**Short task**
Look through the material below. Copy every line with the string "xlabel" in it.

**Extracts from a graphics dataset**
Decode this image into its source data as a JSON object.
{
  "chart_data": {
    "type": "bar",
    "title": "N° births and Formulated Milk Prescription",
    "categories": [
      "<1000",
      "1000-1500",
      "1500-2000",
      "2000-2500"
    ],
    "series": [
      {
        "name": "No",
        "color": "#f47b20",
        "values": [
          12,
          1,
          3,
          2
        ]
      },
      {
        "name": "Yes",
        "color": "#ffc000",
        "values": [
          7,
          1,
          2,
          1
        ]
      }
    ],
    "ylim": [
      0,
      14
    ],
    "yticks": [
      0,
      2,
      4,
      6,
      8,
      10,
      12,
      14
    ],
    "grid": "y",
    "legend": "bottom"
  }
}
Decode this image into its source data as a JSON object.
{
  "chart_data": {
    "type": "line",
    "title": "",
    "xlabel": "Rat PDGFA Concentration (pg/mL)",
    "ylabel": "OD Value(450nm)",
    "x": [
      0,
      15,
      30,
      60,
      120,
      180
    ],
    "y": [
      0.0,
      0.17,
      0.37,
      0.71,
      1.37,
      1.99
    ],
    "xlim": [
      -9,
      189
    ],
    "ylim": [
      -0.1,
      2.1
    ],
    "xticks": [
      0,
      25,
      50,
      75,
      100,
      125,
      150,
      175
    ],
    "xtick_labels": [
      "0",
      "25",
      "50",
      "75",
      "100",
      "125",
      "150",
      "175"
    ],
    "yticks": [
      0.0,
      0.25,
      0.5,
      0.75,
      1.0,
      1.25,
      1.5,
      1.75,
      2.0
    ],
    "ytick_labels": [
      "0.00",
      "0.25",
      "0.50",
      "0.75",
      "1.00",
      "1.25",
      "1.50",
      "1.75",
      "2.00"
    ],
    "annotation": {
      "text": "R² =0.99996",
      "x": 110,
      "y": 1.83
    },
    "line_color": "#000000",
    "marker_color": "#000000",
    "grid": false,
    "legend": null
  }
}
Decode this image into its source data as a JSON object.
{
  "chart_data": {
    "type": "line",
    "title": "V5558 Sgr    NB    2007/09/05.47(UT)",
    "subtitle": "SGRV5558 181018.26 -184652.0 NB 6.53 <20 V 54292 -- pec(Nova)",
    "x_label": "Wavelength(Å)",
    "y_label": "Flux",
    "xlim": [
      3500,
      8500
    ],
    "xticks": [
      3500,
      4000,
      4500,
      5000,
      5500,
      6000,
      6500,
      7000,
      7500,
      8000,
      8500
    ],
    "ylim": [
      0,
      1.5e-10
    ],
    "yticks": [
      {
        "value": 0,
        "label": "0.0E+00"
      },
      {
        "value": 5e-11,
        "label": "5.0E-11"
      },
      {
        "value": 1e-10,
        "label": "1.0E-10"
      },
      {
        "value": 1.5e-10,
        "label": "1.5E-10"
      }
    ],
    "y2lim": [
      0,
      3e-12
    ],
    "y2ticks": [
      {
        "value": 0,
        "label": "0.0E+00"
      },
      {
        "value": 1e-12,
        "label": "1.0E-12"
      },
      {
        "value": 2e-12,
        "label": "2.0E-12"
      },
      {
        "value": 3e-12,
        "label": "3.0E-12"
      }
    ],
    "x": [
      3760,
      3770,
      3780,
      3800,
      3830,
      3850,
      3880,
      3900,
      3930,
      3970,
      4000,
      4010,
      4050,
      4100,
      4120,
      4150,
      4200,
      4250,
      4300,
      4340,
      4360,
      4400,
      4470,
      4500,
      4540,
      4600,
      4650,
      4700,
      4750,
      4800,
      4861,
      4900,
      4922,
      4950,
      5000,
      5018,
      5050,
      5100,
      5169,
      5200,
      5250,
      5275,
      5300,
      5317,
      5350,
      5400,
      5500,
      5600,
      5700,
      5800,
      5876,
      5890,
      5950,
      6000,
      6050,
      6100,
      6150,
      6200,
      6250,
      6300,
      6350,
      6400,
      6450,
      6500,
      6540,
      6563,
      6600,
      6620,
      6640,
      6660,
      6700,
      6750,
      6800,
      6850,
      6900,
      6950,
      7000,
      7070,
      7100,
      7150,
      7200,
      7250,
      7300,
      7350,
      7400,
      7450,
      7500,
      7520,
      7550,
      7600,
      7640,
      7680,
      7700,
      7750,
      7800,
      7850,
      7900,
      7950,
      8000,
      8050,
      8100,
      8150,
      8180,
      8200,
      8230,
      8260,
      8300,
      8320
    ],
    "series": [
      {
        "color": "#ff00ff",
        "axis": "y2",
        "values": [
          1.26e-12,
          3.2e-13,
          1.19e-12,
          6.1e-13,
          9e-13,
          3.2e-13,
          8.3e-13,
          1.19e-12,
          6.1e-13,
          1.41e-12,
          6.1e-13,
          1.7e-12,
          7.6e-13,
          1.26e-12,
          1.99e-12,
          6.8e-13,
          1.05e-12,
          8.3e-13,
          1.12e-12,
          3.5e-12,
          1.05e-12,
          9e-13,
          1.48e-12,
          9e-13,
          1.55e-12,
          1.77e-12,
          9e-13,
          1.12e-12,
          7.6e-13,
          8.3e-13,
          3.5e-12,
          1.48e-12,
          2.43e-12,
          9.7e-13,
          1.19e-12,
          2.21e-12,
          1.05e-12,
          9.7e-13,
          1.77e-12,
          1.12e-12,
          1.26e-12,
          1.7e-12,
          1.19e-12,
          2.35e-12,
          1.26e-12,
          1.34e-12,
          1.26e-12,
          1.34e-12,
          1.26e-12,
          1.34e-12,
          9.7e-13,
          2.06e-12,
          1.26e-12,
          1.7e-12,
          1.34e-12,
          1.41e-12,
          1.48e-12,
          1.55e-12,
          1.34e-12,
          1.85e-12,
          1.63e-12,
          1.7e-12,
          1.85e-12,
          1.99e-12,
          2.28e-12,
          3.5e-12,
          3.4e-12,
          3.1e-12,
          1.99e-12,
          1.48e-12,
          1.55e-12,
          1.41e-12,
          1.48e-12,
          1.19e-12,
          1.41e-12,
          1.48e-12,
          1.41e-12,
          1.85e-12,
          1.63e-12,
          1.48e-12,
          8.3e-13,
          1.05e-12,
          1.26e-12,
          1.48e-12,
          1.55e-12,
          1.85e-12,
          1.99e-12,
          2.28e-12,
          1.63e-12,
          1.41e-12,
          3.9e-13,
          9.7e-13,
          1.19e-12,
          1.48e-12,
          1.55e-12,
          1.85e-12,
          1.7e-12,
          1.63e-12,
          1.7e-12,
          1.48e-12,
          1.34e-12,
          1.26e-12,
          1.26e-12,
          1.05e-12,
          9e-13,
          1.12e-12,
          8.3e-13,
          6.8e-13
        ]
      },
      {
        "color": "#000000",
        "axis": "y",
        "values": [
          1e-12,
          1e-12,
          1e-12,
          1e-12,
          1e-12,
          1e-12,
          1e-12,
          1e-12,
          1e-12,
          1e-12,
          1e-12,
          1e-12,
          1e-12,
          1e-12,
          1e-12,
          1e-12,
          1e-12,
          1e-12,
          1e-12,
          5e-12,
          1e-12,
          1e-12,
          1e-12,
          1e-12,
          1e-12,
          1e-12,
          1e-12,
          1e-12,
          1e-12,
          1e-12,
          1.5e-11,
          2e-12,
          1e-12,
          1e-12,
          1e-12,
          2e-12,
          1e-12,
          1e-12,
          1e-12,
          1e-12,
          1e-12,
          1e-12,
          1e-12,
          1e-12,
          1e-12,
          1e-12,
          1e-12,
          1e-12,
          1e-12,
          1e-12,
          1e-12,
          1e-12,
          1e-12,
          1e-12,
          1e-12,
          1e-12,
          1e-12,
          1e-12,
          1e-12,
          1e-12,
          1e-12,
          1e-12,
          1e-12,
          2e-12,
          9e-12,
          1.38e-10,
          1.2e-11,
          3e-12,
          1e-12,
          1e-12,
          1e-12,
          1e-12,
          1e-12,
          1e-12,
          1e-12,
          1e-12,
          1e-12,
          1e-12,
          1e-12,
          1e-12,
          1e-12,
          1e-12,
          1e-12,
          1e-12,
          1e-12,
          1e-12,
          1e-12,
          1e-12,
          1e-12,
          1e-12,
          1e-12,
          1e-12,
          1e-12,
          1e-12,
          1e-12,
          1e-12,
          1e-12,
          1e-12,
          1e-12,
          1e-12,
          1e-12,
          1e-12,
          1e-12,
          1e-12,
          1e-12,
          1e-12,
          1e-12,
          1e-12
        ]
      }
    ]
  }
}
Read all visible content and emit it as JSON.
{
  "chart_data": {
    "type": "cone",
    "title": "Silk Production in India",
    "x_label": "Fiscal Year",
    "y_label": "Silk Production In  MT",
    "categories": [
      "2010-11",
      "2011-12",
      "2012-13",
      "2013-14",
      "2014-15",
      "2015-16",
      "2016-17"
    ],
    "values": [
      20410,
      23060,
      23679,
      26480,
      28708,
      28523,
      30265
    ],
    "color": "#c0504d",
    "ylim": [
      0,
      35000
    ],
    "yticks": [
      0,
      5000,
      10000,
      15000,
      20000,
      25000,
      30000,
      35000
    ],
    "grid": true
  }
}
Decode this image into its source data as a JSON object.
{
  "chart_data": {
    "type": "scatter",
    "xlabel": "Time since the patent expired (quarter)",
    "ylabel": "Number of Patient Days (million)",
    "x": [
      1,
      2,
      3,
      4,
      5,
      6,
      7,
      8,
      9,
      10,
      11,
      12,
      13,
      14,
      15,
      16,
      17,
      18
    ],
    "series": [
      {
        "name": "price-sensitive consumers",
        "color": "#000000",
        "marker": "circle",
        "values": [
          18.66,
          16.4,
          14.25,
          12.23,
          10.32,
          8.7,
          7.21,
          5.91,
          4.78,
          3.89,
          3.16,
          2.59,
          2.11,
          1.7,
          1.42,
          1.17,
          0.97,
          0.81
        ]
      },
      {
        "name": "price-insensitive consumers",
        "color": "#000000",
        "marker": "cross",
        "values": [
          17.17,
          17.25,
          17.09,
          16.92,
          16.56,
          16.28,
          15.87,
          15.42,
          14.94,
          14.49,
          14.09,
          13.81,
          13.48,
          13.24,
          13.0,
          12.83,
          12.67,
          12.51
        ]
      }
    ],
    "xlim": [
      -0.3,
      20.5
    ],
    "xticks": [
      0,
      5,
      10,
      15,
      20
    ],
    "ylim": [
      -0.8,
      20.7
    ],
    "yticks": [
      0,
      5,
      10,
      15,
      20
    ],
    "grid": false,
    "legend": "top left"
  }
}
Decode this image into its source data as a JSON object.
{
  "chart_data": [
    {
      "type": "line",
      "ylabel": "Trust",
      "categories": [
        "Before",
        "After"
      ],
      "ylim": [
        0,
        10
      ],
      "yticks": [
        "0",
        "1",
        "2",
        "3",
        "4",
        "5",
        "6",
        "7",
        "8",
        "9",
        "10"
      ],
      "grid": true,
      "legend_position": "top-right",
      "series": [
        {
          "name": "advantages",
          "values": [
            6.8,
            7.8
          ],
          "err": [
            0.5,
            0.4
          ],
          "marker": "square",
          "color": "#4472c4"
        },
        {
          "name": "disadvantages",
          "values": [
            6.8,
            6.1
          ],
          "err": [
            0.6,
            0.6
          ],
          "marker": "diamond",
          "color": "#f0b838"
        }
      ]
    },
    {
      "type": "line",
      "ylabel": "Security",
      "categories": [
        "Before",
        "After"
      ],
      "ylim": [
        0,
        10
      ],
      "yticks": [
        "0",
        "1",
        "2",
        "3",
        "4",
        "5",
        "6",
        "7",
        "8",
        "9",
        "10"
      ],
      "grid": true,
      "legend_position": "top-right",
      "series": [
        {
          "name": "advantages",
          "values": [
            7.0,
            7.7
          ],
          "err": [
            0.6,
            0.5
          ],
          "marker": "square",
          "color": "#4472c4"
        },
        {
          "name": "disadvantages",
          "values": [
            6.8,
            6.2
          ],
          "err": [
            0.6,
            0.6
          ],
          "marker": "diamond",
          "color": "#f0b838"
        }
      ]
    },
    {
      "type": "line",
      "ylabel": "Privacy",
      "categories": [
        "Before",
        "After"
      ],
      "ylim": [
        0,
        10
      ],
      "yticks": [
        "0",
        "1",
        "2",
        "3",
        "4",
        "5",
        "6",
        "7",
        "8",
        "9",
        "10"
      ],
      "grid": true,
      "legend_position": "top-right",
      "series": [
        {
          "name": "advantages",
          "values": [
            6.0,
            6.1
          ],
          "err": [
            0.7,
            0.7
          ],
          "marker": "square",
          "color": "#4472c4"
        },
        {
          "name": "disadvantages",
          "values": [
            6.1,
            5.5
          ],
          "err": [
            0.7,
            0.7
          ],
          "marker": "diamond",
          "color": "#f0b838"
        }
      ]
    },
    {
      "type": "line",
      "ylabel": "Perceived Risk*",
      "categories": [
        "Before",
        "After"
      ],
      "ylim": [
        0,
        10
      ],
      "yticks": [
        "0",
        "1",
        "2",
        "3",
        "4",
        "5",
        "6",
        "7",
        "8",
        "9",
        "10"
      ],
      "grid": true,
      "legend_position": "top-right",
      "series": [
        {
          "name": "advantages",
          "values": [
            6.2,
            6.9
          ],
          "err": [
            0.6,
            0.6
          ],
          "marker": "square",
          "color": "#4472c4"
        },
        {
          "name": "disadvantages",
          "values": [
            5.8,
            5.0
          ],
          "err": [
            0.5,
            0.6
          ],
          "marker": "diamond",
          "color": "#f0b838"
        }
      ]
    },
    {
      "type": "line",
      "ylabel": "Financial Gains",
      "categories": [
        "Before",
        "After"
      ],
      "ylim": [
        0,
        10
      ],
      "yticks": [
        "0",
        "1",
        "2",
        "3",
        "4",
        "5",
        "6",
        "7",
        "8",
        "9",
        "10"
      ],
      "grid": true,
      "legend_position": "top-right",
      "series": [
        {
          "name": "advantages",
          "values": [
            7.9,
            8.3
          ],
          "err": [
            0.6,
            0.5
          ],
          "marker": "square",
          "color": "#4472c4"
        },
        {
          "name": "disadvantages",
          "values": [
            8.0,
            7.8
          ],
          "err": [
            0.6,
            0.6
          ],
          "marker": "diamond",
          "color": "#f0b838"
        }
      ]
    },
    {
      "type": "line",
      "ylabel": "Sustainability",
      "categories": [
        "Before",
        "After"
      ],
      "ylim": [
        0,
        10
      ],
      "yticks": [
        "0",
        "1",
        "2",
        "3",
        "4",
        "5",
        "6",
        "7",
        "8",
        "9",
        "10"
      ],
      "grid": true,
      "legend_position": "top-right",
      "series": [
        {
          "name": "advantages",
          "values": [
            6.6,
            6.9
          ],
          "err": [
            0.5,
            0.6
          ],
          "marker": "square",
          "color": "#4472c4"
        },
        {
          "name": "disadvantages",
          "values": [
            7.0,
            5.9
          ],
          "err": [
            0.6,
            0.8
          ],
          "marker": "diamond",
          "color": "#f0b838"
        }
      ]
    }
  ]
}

**Written answer**
    "xlabel": "Rat PDGFA Concentration (pg/mL)",
    "xlabel": "Time since the patent expired (quarter)",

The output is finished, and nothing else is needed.